DATA SECTION -
+---+

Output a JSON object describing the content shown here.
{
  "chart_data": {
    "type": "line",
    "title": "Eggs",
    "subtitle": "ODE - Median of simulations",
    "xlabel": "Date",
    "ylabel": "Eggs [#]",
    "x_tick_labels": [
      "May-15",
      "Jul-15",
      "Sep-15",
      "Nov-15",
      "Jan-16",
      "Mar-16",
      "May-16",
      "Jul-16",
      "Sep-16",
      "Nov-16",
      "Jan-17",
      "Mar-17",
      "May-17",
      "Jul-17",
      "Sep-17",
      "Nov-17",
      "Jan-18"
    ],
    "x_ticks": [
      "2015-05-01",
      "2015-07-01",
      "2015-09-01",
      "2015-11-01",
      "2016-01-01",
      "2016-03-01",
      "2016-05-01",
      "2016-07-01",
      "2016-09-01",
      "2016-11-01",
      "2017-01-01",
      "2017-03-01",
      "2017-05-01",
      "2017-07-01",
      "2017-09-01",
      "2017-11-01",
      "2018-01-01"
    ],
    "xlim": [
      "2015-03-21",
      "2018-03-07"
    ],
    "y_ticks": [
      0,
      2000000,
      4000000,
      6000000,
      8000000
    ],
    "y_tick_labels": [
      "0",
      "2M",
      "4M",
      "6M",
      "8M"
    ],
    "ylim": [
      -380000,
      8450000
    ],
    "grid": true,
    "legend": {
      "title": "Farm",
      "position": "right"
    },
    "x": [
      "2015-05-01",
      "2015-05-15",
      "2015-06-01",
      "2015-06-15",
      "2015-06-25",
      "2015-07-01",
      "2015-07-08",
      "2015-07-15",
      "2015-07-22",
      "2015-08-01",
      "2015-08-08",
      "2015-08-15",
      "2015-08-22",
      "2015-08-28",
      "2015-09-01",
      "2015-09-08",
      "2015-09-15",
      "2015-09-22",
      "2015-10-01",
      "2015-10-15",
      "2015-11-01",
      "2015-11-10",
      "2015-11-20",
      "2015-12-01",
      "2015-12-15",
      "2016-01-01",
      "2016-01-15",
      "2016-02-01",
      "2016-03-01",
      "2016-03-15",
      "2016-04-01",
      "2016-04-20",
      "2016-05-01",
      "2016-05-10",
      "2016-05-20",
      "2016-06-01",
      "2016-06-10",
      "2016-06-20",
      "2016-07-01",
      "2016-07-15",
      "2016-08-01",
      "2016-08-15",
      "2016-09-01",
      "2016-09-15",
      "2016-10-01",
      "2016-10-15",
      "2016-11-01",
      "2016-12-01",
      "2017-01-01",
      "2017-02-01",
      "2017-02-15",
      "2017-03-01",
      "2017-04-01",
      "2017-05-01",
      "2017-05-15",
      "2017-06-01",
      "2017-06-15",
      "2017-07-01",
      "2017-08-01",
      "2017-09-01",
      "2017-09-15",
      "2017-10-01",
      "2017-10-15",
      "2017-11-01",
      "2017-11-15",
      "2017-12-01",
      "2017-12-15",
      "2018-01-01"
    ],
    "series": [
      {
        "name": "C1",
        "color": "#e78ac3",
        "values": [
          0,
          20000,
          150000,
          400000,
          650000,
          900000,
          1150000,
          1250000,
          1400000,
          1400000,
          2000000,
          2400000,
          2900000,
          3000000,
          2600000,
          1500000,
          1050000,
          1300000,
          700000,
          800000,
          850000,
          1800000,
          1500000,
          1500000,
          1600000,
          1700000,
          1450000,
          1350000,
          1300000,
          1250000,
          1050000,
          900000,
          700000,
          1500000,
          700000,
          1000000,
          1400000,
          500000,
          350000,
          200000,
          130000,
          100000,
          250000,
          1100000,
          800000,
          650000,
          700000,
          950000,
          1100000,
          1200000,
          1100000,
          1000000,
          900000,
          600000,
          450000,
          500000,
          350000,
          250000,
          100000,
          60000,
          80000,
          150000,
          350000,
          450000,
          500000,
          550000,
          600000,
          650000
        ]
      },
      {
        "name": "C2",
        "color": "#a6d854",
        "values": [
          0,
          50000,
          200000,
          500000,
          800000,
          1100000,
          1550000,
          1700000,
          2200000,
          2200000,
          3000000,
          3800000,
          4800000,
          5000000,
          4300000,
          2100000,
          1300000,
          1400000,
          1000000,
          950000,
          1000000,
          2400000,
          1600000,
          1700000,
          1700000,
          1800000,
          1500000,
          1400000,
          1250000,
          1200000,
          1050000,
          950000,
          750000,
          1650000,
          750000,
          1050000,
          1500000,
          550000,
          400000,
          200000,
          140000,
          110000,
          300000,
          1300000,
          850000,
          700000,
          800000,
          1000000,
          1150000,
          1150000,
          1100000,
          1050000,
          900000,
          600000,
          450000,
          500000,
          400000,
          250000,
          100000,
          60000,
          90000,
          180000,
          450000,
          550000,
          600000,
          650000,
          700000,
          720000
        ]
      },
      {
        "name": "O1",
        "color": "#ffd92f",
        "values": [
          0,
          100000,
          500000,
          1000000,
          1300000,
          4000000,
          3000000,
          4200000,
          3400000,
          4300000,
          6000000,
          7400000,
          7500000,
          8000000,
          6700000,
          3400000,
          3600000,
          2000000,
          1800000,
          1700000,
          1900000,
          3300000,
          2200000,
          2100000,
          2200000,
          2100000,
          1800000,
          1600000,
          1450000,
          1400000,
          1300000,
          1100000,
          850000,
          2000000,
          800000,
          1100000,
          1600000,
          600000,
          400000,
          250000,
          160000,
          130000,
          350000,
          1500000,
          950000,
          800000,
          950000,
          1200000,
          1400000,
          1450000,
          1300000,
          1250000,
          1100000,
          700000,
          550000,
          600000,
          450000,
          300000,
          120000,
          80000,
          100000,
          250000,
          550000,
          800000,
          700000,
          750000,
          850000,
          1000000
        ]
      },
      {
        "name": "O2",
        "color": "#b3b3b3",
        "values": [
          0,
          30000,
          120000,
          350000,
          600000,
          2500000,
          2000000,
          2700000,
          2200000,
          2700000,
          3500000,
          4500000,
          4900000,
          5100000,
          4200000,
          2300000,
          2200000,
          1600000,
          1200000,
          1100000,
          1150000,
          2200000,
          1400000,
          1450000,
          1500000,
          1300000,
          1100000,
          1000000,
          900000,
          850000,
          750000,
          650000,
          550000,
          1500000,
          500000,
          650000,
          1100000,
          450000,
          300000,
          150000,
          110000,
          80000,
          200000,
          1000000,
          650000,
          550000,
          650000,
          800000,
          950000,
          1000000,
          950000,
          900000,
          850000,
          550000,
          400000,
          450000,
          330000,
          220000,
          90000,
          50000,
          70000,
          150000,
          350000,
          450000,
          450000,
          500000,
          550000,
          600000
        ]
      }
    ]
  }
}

+---+

BRIEF - Make a verbatim copy of every entry shown above.

ANSWER TO THIS EXERCISE -
Output a JSON object describing the content shown here.
{
  "chart_data": {
    "type": "line",
    "title": "Eggs",
    "subtitle": "ODE - Median of simulations",
    "xlabel": "Date",
    "ylabel": "Eggs [#]",
    "x_tick_labels": [
      "May-15",
      "Jul-15",
      "Sep-15",
      "Nov-15",
      "Jan-16",
      "Mar-16",
      "May-16",
      "Jul-16",
      "Sep-16",
      "Nov-16",
      "Jan-17",
      "Mar-17",
      "May-17",
      "Jul-17",
      "Sep-17",
      "Nov-17",
      "Jan-18"
    ],
    "x_ticks": [
      "2015-05-01",
      "2015-07-01",
      "2015-09-01",
      "2015-11-01",
      "2016-01-01",
      "2016-03-01",
      "2016-05-01",
      "2016-07-01",
      "2016-09-01",
      "2016-11-01",
      "2017-01-01",
      "2017-03-01",
      "2017-05-01",
      "2017-07-01",
      "2017-09-01",
      "2017-11-01",
      "2018-01-01"
    ],
    "xlim": [
      "2015-03-21",
      "2018-03-07"
    ],
    "y_ticks": [
      0,
      2000000,
      4000000,
      6000000,
      8000000
    ],
    "y_tick_labels": [
      "0",
      "2M",
      "4M",
      "6M",
      "8M"
    ],
    "ylim": [
      -380000,
      8450000
    ],
    "grid": true,
    "legend": {
      "title": "Farm",
      "position": "right"
    },
    "x": [
      "2015-05-01",
      "2015-05-15",
      "2015-06-01",
      "2015-06-15",
      "2015-06-25",
      "2015-07-01",
      "2015-07-08",
      "2015-07-15",
      "2015-07-22",
      "2015-08-01",
      "2015-08-08",
      "2015-08-15",
      "2015-08-22",
      "2015-08-28",
      "2015-09-01",
      "2015-09-08",
      "2015-09-15",
      "2015-09-22",
      "2015-10-01",
      "2015-10-15",
      "2015-11-01",
      "2015-11-10",
      "2015-11-20",
      "2015-12-01",
      "2015-12-15",
      "2016-01-01",
      "2016-01-15",
      "2016-02-01",
      "2016-03-01",
      "2016-03-15",
      "2016-04-01",
      "2016-04-20",
      "2016-05-01",
      "2016-05-10",
      "2016-05-20",
      "2016-06-01",
      "2016-06-10",
      "2016-06-20",
      "2016-07-01",
      "2016-07-15",
      "2016-08-01",
      "2016-08-15",
      "2016-09-01",
      "2016-09-15",
      "2016-10-01",
      "2016-10-15",
      "2016-11-01",
      "2016-12-01",
      "2017-01-01",
      "2017-02-01",
      "2017-02-15",
      "2017-03-01",
      "2017-04-01",
      "2017-05-01",
      "2017-05-15",
      "2017-06-01",
      "2017-06-15",
      "2017-07-01",
      "2017-08-01",
      "2017-09-01",
      "2017-09-15",
      "2017-10-01",
      "2017-10-15",
      "2017-11-01",
      "2017-11-15",
      "2017-12-01",
      "2017-12-15",
      "2018-01-01"
    ],
    "series": [
      {
        "name": "C1",
        "color": "#e78ac3",
        "values": [
          0,
          20000,
          150000,
          400000,
          650000,
          900000,
          1150000,
          1250000,
          1400000,
          1400000,
          2000000,
          2400000,
          2900000,
          3000000,
          2600000,
          1500000,
          1050000,
          1300000,
          700000,
          800000,
          850000,
          1800000,
          1500000,
          1500000,
          1600000,
          1700000,
          1450000,
          1350000,
          1300000,
          1250000,
          1050000,
          900000,
          700000,
          1500000,
          700000,
          1000000,
          1400000,
          500000,
          350000,
          200000,
          130000,
          100000,
          250000,
          1100000,
          800000,
          650000,
          700000,
          950000,
          1100000,
          1200000,
          1100000,
          1000000,
          900000,
          600000,
          450000,
          500000,
          350000,
          250000,
          100000,
          60000,
          80000,
          150000,
          350000,
          450000,
          500000,
          550000,
          600000,
          650000
        ]
      },
      {
        "name": "C2",
        "color": "#a6d854",
        "values": [
          0,
          50000,
          200000,
          500000,
          800000,
          1100000,
          1550000,
          1700000,
          2200000,
          2200000,
          3000000,
          3800000,
          4800000,
          5000000,
          4300000,
          2100000,
          1300000,
          1400000,
          1000000,
          950000,
          1000000,
          2400000,
          1600000,
          1700000,
          1700000,
          1800000,
          1500000,
          1400000,
          1250000,
          1200000,
          1050000,
          950000,
          750000,
          1650000,
          750000,
          1050000,
          1500000,
          550000,
          400000,
          200000,
          140000,
          110000,
          300000,
          1300000,
          850000,
          700000,
          800000,
          1000000,
          1150000,
          1150000,
          1100000,
          1050000,
          900000,
          600000,
          450000,
          500000,
          400000,
          250000,
          100000,
          60000,
          90000,
          180000,
          450000,
          550000,
          600000,
          650000,
          700000,
          720000
        ]
      },
      {
        "name": "O1",
        "color": "#ffd92f",
        "values": [
          0,
          100000,
          500000,
          1000000,
          1300000,
          4000000,
          3000000,
          4200000,
          3400000,
          4300000,
          6000000,
          7400000,
          7500000,
          8000000,
          6700000,
          3400000,
          3600000,
          2000000,
          1800000,
          1700000,
          1900000,
          3300000,
          2200000,
          2100000,
          2200000,
          2100000,
          1800000,
          1600000,
          1450000,
          1400000,
          1300000,
          1100000,
          850000,
          2000000,
          800000,
          1100000,
          1600000,
          600000,
          400000,
          250000,
          160000,
          130000,
          350000,
          1500000,
          950000,
          800000,
          950000,
          1200000,
          1400000,
          1450000,
          1300000,
          1250000,
          1100000,
          700000,
          550000,
          600000,
          450000,
          300000,
          120000,
          80000,
          100000,
          250000,
          550000,
          800000,
          700000,
          750000,
          850000,
          1000000
        ]
      },
      {
        "name": "O2",
        "color": "#b3b3b3",
        "values": [
          0,
          30000,
          120000,
          350000,
          600000,
          2500000,
          2000000,
          2700000,
          2200000,
          2700000,
          3500000,
          4500000,
          4900000,
          5100000,
          4200000,
          2300000,
          2200000,
          1600000,
          1200000,
          1100000,
          1150000,
          2200000,
          1400000,
          1450000,
          1500000,
          1300000,
          1100000,
          1000000,
          900000,
          850000,
          750000,
          650000,
          550000,
          1500000,
          500000,
          650000,
          1100000,
          450000,
          300000,
          150000,
          110000,
          80000,
          200000,
          1000000,
          650000,
          550000,
          650000,
          800000,
          950000,
          1000000,
          950000,
          900000,
          850000,
          550000,
          400000,
          450000,
          330000,
          220000,
          90000,
          50000,
          70000,
          150000,
          350000,
          450000,
          450000,
          500000,
          550000,
          600000
        ]
      }
    ]
  }
}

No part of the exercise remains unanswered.